Given task:
Copy out all the lines exactly. Omit pictures.

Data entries
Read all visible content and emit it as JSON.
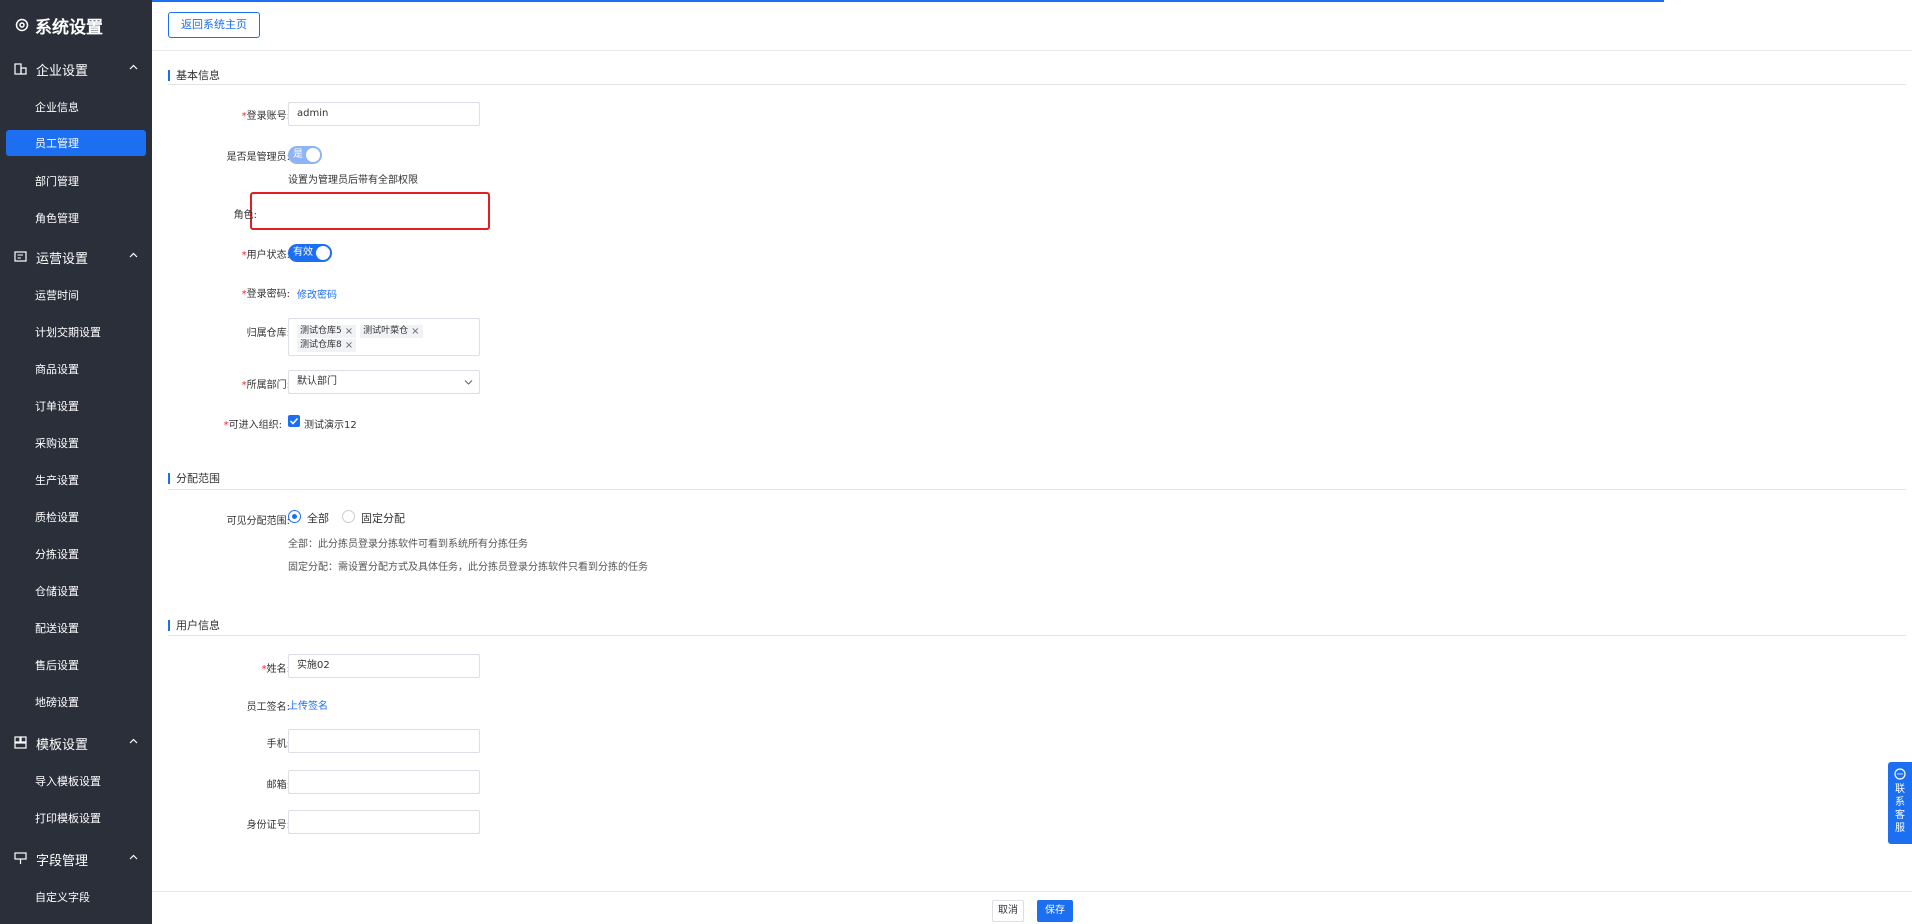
{
  "sidebar": {
    "title": "系统设置",
    "groups": [
      {
        "label": "企业设置",
        "items": [
          "企业信息",
          "员工管理",
          "部门管理",
          "角色管理"
        ]
      },
      {
        "label": "运营设置",
        "items": [
          "运营时间",
          "计划交期设置",
          "商品设置",
          "订单设置",
          "采购设置",
          "生产设置",
          "质检设置",
          "分拣设置",
          "仓储设置",
          "配送设置",
          "售后设置",
          "地磅设置"
        ]
      },
      {
        "label": "模板设置",
        "items": [
          "导入模板设置",
          "打印模板设置"
        ]
      },
      {
        "label": "字段管理",
        "items": [
          "自定义字段"
        ]
      }
    ],
    "active_item": "员工管理"
  },
  "header": {
    "back_label": "返回系统主页"
  },
  "basic": {
    "title": "基本信息",
    "account_label": "登录账号:",
    "account_value": "admin",
    "admin_label": "是否是管理员:",
    "admin_switch": "是",
    "admin_hint": "设置为管理员后带有全部权限",
    "role_label": "角色:",
    "role_value": "",
    "status_label": "用户状态:",
    "status_switch": "有效",
    "password_label": "登录密码:",
    "password_link": "修改密码",
    "warehouse_label": "归属仓库:",
    "warehouse_tags": [
      "测试仓库5",
      "测试叶菜仓",
      "测试仓库8"
    ],
    "dept_label": "所属部门:",
    "dept_value": "默认部门",
    "org_label": "可进入组织:",
    "org_value": "测试演示12"
  },
  "scope": {
    "title": "分配范围",
    "label": "可见分配范围:",
    "opt_all": "全部",
    "opt_fixed": "固定分配",
    "hint_all": "全部：此分拣员登录分拣软件可看到系统所有分拣任务",
    "hint_fixed": "固定分配：需设置分配方式及具体任务，此分拣员登录分拣软件只看到分拣的任务"
  },
  "user": {
    "title": "用户信息",
    "name_label": "姓名:",
    "name_value": "实施02",
    "sign_label": "员工签名:",
    "sign_link": "上传签名",
    "phone_label": "手机:",
    "email_label": "邮箱:",
    "id_label": "身份证号:"
  },
  "footer": {
    "cancel": "取消",
    "save": "保存"
  },
  "float": {
    "chars": [
      "联",
      "系",
      "客",
      "服"
    ]
  }
}
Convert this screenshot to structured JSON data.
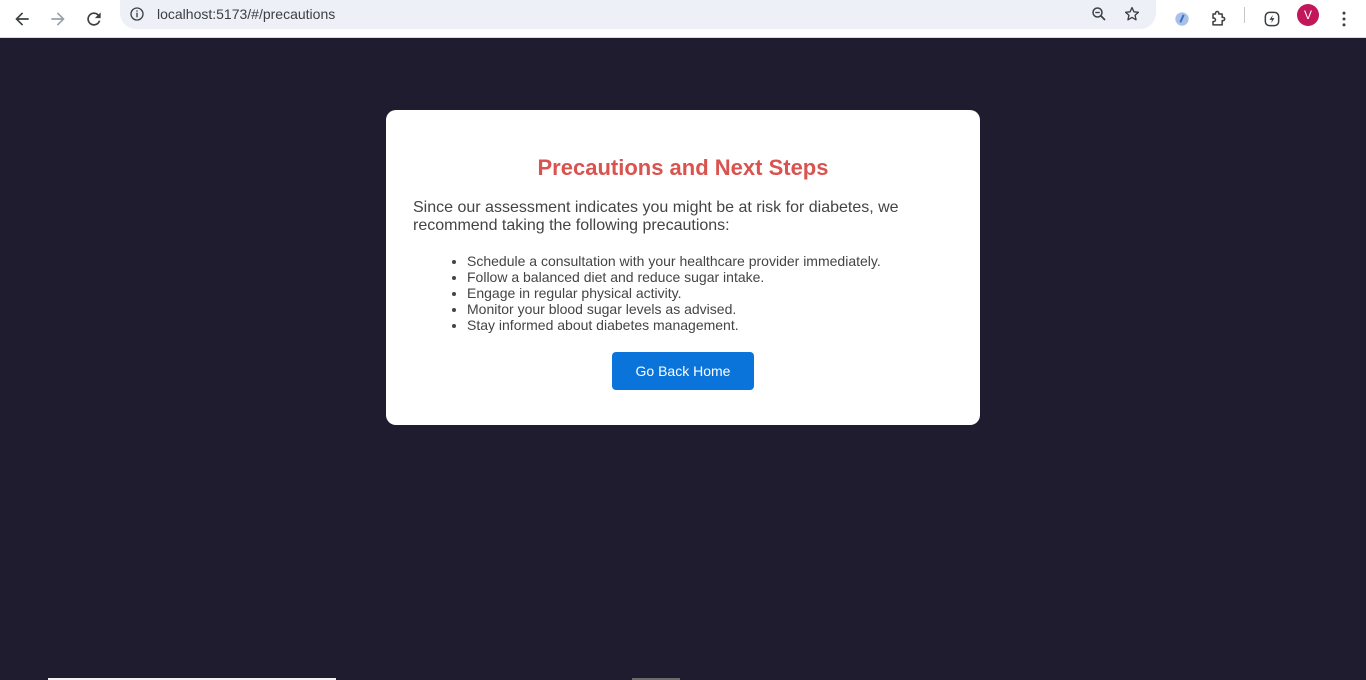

Finished answer:
Read all visible content and emit it as JSON.
{
  "sidebar": {
    "title": "系统设置",
    "groups": [
      {
        "label": "企业设置",
        "items": [
          "企业信息",
          "员工管理",
          "部门管理",
          "角色管理"
        ]
      },
      {
        "label": "运营设置",
        "items": [
          "运营时间",
          "计划交期设置",
          "商品设置",
          "订单设置",
          "采购设置",
          "生产设置",
          "质检设置",
          "分拣设置",
          "仓储设置",
          "配送设置",
          "售后设置",
          "地磅设置"
        ]
      },
      {
        "label": "模板设置",
        "items": [
          "导入模板设置",
          "打印模板设置"
        ]
      },
      {
        "label": "字段管理",
        "items": [
          "自定义字段"
        ]
      }
    ],
    "active_item": "员工管理"
  },
  "header": {
    "back_label": "返回系统主页"
  },
  "basic": {
    "title": "基本信息",
    "account_label": "登录账号:",
    "account_value": "admin",
    "admin_label": "是否是管理员:",
    "admin_switch": "是",
    "admin_hint": "设置为管理员后带有全部权限",
    "role_label": "角色:",
    "role_value": "",
    "status_label": "用户状态:",
    "status_switch": "有效",
    "password_label": "登录密码:",
    "password_link": "修改密码",
    "warehouse_label": "归属仓库:",
    "warehouse_tags": [
      "测试仓库5",
      "测试叶菜仓",
      "测试仓库8"
    ],
    "dept_label": "所属部门:",
    "dept_value": "默认部门",
    "org_label": "可进入组织:",
    "org_value": "测试演示12"
  },
  "scope": {
    "title": "分配范围",
    "label": "可见分配范围:",
    "opt_all": "全部",
    "opt_fixed": "固定分配",
    "hint_all": "全部：此分拣员登录分拣软件可看到系统所有分拣任务",
    "hint_fixed": "固定分配：需设置分配方式及具体任务，此分拣员登录分拣软件只看到分拣的任务"
  },
  "user": {
    "title": "用户信息",
    "name_label": "姓名:",
    "name_value": "实施02",
    "sign_label": "员工签名:",
    "sign_link": "上传签名",
    "phone_label": "手机:",
    "email_label": "邮箱:",
    "id_label": "身份证号:"
  },
  "footer": {
    "cancel": "取消",
    "save": "保存"
  },
  "float": {
    "chars": [
      "联",
      "系",
      "客",
      "服"
    ]
  }
}
Convert this screenshot to structured JSON data.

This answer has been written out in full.